Stored data entries:
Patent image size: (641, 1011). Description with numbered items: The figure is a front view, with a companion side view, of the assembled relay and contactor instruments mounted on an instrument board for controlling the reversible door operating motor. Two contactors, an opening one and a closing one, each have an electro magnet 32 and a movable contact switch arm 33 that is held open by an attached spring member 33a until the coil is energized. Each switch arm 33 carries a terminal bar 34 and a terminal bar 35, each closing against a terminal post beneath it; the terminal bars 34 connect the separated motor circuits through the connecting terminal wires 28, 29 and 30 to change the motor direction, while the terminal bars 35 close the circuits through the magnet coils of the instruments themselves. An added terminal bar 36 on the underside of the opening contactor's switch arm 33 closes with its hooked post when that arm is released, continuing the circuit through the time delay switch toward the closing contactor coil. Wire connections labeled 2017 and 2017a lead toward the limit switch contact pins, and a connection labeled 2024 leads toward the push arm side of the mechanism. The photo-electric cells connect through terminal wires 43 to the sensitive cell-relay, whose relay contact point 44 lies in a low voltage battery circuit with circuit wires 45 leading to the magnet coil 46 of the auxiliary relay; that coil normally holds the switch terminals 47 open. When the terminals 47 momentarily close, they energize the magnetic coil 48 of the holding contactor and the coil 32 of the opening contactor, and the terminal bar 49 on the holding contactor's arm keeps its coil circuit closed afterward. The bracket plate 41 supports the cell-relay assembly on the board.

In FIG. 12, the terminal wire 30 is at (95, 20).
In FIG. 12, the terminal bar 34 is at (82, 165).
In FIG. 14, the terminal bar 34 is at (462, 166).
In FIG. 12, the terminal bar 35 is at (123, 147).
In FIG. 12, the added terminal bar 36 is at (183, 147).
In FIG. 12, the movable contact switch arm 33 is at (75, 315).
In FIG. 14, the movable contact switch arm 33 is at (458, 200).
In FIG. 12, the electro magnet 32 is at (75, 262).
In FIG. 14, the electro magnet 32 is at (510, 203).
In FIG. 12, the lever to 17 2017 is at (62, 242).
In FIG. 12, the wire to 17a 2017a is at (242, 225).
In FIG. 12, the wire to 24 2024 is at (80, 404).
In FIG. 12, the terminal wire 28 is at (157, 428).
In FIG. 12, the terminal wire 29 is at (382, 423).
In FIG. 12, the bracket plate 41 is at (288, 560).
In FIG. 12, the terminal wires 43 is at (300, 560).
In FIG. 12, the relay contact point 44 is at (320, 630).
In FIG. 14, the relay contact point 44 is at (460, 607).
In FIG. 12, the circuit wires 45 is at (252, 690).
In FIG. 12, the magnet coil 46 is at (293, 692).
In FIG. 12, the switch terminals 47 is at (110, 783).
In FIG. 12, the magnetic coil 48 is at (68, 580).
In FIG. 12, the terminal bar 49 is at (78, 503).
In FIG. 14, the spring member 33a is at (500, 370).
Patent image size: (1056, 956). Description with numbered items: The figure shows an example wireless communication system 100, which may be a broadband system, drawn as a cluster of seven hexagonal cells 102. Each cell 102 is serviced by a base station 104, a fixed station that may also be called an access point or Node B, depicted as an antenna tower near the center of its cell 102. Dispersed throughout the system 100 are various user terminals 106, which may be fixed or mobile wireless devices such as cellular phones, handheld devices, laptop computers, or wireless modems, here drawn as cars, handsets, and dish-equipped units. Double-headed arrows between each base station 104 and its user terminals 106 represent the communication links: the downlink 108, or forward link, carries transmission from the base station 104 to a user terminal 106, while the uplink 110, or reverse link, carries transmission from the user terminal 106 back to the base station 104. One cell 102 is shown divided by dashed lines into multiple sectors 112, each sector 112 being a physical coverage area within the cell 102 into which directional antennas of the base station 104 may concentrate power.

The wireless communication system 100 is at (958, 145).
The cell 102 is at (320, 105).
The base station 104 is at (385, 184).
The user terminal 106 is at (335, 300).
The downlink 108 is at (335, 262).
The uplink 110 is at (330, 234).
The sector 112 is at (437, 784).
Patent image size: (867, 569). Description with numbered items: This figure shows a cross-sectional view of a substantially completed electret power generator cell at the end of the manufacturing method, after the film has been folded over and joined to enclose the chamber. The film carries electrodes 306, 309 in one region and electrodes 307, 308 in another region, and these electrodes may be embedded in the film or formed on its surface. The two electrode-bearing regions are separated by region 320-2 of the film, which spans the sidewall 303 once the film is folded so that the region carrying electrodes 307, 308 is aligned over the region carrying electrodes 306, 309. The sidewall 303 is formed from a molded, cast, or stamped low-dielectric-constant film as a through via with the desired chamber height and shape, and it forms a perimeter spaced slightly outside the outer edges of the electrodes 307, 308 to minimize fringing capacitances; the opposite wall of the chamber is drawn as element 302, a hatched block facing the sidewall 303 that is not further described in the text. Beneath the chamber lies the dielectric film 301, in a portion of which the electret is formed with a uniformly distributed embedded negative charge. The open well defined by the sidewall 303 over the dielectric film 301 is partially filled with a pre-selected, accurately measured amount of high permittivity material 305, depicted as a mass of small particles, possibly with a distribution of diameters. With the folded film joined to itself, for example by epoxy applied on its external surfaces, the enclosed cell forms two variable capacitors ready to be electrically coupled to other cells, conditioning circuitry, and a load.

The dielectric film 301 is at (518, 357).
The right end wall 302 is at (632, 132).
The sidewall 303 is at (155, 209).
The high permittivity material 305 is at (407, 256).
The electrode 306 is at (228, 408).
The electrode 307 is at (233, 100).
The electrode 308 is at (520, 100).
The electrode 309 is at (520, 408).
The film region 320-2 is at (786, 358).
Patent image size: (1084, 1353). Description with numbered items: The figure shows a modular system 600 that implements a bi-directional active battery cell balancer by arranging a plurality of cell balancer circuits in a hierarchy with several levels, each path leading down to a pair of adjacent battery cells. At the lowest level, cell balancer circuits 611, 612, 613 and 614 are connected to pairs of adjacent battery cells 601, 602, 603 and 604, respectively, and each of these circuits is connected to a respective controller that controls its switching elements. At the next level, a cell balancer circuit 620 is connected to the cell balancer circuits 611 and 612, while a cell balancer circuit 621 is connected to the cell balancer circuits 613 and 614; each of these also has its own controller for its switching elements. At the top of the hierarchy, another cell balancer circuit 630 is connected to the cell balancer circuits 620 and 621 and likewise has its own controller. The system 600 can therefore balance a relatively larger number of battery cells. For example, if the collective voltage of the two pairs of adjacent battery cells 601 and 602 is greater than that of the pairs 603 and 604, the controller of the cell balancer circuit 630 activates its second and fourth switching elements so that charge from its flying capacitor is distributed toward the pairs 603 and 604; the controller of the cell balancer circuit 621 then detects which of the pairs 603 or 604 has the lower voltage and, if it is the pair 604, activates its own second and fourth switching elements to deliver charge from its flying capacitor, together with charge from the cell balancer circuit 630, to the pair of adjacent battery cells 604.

## THE PROBLEM
Return every record, leaving each line exactly as it was given.

## ANSWER AREA
Patent image size: (641, 1011). Description with numbered items: The figure is a front view, with a companion side view, of the assembled relay and contactor instruments mounted on an instrument board for controlling the reversible door operating motor. Two contactors, an opening one and a closing one, each have an electro magnet 32 and a movable contact switch arm 33 that is held open by an attached spring member 33a until the coil is energized. Each switch arm 33 carries a terminal bar 34 and a terminal bar 35, each closing against a terminal post beneath it; the terminal bars 34 connect the separated motor circuits through the connecting terminal wires 28, 29 and 30 to change the motor direction, while the terminal bars 35 close the circuits through the magnet coils of the instruments themselves. An added terminal bar 36 on the underside of the opening contactor's switch arm 33 closes with its hooked post when that arm is released, continuing the circuit through the time delay switch toward the closing contactor coil. Wire connections labeled 2017 and 2017a lead toward the limit switch contact pins, and a connection labeled 2024 leads toward the push arm side of the mechanism. The photo-electric cells connect through terminal wires 43 to the sensitive cell-relay, whose relay contact point 44 lies in a low voltage battery circuit with circuit wires 45 leading to the magnet coil 46 of the auxiliary relay; that coil normally holds the switch terminals 47 open. When the terminals 47 momentarily close, they energize the magnetic coil 48 of the holding contactor and the coil 32 of the opening contactor, and the terminal bar 49 on the holding contactor's arm keeps its coil circuit closed afterward. The bracket plate 41 supports the cell-relay assembly on the board.

In FIG. 12, the terminal wire 30 is at (95, 20).
In FIG. 12, the terminal bar 34 is at (82, 165).
In FIG. 14, the terminal bar 34 is at (462, 166).
In FIG. 12, the terminal bar 35 is at (123, 147).
In FIG. 12, the added terminal bar 36 is at (183, 147).
In FIG. 12, the movable contact switch arm 33 is at (75, 315).
In FIG. 14, the movable contact switch arm 33 is at (458, 200).
In FIG. 12, the electro magnet 32 is at (75, 262).
In FIG. 14, the electro magnet 32 is at (510, 203).
In FIG. 12, the lever to 17 2017 is at (62, 242).
In FIG. 12, the wire to 17a 2017a is at (242, 225).
In FIG. 12, the wire to 24 2024 is at (80, 404).
In FIG. 12, the terminal wire 28 is at (157, 428).
In FIG. 12, the terminal wire 29 is at (382, 423).
In FIG. 12, the bracket plate 41 is at (288, 560).
In FIG. 12, the terminal wires 43 is at (300, 560).
In FIG. 12, the relay contact point 44 is at (320, 630).
In FIG. 14, the relay contact point 44 is at (460, 607).
In FIG. 12, the circuit wires 45 is at (252, 690).
In FIG. 12, the magnet coil 46 is at (293, 692).
In FIG. 12, the switch terminals 47 is at (110, 783).
In FIG. 12, the magnetic coil 48 is at (68, 580).
In FIG. 12, the terminal bar 49 is at (78, 503).
In FIG. 14, the spring member 33a is at (500, 370).
Patent image size: (1056, 956). Description with numbered items: The figure shows an example wireless communication system 100, which may be a broadband system, drawn as a cluster of seven hexagonal cells 102. Each cell 102 is serviced by a base station 104, a fixed station that may also be called an access point or Node B, depicted as an antenna tower near the center of its cell 102. Dispersed throughout the system 100 are various user terminals 106, which may be fixed or mobile wireless devices such as cellular phones, handheld devices, laptop computers, or wireless modems, here drawn as cars, handsets, and dish-equipped units. Double-headed arrows between each base station 104 and its user terminals 106 represent the communication links: the downlink 108, or forward link, carries transmission from the base station 104 to a user terminal 106, while the uplink 110, or reverse link, carries transmission from the user terminal 106 back to the base station 104. One cell 102 is shown divided by dashed lines into multiple sectors 112, each sector 112 being a physical coverage area within the cell 102 into which directional antennas of the base station 104 may concentrate power.

The wireless communication system 100 is at (958, 145).
The cell 102 is at (320, 105).
The base station 104 is at (385, 184).
The user terminal 106 is at (335, 300).
The downlink 108 is at (335, 262).
The uplink 110 is at (330, 234).
The sector 112 is at (437, 784).
Patent image size: (867, 569). Description with numbered items: This figure shows a cross-sectional view of a substantially completed electret power generator cell at the end of the manufacturing method, after the film has been folded over and joined to enclose the chamber. The film carries electrodes 306, 309 in one region and electrodes 307, 308 in another region, and these electrodes may be embedded in the film or formed on its surface. The two electrode-bearing regions are separated by region 320-2 of the film, which spans the sidewall 303 once the film is folded so that the region carrying electrodes 307, 308 is aligned over the region carrying electrodes 306, 309. The sidewall 303 is formed from a molded, cast, or stamped low-dielectric-constant film as a through via with the desired chamber height and shape, and it forms a perimeter spaced slightly outside the outer edges of the electrodes 307, 308 to minimize fringing capacitances; the opposite wall of the chamber is drawn as element 302, a hatched block facing the sidewall 303 that is not further described in the text. Beneath the chamber lies the dielectric film 301, in a portion of which the electret is formed with a uniformly distributed embedded negative charge. The open well defined by the sidewall 303 over the dielectric film 301 is partially filled with a pre-selected, accurately measured amount of high permittivity material 305, depicted as a mass of small particles, possibly with a distribution of diameters. With the folded film joined to itself, for example by epoxy applied on its external surfaces, the enclosed cell forms two variable capacitors ready to be electrically coupled to other cells, conditioning circuitry, and a load.

The dielectric film 301 is at (518, 357).
The right end wall 302 is at (632, 132).
The sidewall 303 is at (155, 209).
The high permittivity material 305 is at (407, 256).
The electrode 306 is at (228, 408).
The electrode 307 is at (233, 100).
The electrode 308 is at (520, 100).
The electrode 309 is at (520, 408).
The film region 320-2 is at (786, 358).
Patent image size: (1084, 1353). Description with numbered items: The figure shows a modular system 600 that implements a bi-directional active battery cell balancer by arranging a plurality of cell balancer circuits in a hierarchy with several levels, each path leading down to a pair of adjacent battery cells. At the lowest level, cell balancer circuits 611, 612, 613 and 614 are connected to pairs of adjacent battery cells 601, 602, 603 and 604, respectively, and each of these circuits is connected to a respective controller that controls its switching elements. At the next level, a cell balancer circuit 620 is connected to the cell balancer circuits 611 and 612, while a cell balancer circuit 621 is connected to the cell balancer circuits 613 and 614; each of these also has its own controller for its switching elements. At the top of the hierarchy, another cell balancer circuit 630 is connected to the cell balancer circuits 620 and 621 and likewise has its own controller. The system 600 can therefore balance a relatively larger number of battery cells. For example, if the collective voltage of the two pairs of adjacent battery cells 601 and 602 is greater than that of the pairs 603 and 604, the controller of the cell balancer circuit 630 activates its second and fourth switching elements so that charge from its flying capacitor is distributed toward the pairs 603 and 604; the controller of the cell balancer circuit 621 then detects which of the pairs 603 or 604 has the lower voltage and, if it is the pair 604, activates its own second and fourth switching elements to deliver charge from its flying capacitor, together with charge from the cell balancer circuit 630, to the pair of adjacent battery cells 604.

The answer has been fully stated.